**TASK GOAL**
How many lines in the records below contain the word "Calle"? Give only the number.

(Stored data)
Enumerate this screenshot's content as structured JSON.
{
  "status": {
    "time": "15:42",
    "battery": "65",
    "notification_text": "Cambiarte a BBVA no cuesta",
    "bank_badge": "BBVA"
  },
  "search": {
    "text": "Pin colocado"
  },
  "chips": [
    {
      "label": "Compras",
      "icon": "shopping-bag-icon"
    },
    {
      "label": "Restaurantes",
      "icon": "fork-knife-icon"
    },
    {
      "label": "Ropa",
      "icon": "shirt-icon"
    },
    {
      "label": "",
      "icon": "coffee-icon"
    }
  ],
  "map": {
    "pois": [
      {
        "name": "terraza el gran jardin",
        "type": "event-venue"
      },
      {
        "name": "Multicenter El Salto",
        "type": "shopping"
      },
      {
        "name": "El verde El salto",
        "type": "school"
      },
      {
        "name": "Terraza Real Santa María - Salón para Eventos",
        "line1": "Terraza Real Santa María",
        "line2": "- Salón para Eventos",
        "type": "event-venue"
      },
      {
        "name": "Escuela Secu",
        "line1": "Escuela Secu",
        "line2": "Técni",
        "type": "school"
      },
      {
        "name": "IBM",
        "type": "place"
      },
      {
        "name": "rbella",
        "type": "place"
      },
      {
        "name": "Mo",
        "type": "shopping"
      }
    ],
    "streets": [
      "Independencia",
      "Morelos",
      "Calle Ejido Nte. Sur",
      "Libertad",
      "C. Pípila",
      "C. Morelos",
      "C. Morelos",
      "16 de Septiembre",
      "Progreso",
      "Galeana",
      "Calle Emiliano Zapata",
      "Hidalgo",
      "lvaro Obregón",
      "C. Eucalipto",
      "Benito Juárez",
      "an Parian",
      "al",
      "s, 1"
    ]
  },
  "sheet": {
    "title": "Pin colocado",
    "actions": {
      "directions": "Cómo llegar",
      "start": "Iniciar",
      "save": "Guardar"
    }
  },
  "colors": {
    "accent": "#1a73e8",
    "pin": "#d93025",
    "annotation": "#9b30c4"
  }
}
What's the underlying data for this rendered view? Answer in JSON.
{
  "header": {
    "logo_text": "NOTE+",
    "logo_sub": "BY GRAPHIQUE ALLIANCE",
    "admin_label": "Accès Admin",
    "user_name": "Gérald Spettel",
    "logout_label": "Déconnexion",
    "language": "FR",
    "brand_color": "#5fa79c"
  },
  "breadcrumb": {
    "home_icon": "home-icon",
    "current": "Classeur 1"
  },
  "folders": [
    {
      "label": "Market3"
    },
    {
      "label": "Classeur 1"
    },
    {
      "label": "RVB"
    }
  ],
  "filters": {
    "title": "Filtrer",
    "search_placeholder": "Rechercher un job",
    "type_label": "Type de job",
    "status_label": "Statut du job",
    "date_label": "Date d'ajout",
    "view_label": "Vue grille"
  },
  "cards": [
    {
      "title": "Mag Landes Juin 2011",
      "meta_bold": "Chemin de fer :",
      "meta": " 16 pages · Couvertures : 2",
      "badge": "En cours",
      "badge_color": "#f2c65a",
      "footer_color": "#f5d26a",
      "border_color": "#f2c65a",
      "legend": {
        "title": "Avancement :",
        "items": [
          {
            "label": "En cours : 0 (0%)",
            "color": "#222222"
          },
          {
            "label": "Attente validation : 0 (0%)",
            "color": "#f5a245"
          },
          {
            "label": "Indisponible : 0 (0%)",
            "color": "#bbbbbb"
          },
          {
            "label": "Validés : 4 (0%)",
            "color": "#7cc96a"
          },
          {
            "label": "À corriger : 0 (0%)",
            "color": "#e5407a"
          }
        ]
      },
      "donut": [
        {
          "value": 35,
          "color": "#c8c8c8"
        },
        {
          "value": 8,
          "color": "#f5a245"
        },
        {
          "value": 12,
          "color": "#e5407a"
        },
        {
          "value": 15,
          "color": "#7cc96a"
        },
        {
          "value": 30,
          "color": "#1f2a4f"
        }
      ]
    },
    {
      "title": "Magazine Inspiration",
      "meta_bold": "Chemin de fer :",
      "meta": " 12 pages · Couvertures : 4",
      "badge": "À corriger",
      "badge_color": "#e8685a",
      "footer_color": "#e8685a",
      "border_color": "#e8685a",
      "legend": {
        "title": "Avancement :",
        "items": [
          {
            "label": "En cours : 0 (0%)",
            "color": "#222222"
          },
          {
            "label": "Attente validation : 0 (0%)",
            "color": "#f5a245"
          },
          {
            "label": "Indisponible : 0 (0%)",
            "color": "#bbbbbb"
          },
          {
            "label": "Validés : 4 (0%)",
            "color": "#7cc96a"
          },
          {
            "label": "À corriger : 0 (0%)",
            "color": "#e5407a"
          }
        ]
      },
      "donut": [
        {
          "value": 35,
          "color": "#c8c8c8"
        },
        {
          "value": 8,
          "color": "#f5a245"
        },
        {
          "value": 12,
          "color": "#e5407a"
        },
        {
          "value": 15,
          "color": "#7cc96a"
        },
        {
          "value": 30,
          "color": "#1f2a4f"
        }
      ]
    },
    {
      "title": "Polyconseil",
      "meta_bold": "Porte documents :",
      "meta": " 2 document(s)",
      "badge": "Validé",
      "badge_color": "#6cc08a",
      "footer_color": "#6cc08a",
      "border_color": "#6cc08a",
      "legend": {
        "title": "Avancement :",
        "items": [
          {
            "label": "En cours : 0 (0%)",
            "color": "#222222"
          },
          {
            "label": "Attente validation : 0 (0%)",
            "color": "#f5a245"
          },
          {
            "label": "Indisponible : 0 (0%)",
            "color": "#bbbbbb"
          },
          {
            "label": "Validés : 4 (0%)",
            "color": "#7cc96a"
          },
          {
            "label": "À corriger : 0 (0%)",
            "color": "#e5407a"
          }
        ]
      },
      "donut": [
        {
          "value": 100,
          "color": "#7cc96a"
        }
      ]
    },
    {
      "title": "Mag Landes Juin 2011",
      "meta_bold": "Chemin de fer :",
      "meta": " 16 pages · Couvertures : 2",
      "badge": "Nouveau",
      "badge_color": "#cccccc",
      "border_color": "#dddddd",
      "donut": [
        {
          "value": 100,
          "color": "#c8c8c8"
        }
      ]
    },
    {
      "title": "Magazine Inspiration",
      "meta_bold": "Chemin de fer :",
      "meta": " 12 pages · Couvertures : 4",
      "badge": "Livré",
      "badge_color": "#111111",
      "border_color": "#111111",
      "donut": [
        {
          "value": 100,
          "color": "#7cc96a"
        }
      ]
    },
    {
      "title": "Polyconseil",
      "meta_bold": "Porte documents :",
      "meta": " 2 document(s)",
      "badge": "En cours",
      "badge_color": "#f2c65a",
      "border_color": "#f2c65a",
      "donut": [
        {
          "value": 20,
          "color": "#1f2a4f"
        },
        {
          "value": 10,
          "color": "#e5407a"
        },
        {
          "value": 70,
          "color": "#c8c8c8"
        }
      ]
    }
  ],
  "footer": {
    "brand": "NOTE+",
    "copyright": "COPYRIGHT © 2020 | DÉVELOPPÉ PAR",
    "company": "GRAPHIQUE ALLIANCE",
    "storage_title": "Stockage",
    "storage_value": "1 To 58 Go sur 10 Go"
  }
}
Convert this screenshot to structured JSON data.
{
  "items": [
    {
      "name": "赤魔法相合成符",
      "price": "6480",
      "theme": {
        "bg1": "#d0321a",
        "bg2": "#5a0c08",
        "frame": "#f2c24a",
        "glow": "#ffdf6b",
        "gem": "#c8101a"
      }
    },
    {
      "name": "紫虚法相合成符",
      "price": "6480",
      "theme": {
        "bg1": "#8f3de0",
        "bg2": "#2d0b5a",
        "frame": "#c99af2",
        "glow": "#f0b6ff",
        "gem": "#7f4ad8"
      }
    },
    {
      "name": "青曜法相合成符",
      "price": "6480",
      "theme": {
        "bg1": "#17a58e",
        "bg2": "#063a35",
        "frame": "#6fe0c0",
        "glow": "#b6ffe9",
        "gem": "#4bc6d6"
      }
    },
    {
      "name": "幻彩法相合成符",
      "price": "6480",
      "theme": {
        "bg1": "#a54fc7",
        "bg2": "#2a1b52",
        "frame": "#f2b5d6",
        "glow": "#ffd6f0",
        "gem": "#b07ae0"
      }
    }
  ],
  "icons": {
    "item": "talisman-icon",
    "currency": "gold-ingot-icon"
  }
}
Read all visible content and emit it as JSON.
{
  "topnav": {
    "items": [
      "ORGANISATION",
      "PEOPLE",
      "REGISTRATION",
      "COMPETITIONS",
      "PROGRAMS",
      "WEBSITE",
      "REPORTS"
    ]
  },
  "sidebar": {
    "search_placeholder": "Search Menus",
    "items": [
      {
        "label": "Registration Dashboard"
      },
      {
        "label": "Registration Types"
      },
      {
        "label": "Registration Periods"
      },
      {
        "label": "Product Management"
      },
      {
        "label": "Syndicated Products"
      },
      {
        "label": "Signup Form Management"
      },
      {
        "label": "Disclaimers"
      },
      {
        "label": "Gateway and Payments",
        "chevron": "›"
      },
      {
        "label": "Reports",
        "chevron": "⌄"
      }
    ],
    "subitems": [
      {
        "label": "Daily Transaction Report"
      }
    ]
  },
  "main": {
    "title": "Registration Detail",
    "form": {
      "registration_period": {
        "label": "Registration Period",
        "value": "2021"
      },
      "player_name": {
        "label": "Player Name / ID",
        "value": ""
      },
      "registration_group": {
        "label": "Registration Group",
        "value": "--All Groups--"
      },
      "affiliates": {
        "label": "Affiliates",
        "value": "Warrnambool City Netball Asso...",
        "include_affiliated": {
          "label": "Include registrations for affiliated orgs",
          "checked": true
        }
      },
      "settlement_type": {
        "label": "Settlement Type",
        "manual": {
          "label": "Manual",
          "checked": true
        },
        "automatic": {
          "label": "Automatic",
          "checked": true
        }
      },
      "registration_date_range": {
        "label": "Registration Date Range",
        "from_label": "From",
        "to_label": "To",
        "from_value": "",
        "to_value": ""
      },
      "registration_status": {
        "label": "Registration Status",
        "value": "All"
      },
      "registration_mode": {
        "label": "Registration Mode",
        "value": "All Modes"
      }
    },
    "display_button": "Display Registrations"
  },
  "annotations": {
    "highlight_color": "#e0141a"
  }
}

**WRITTEN ANSWER**
2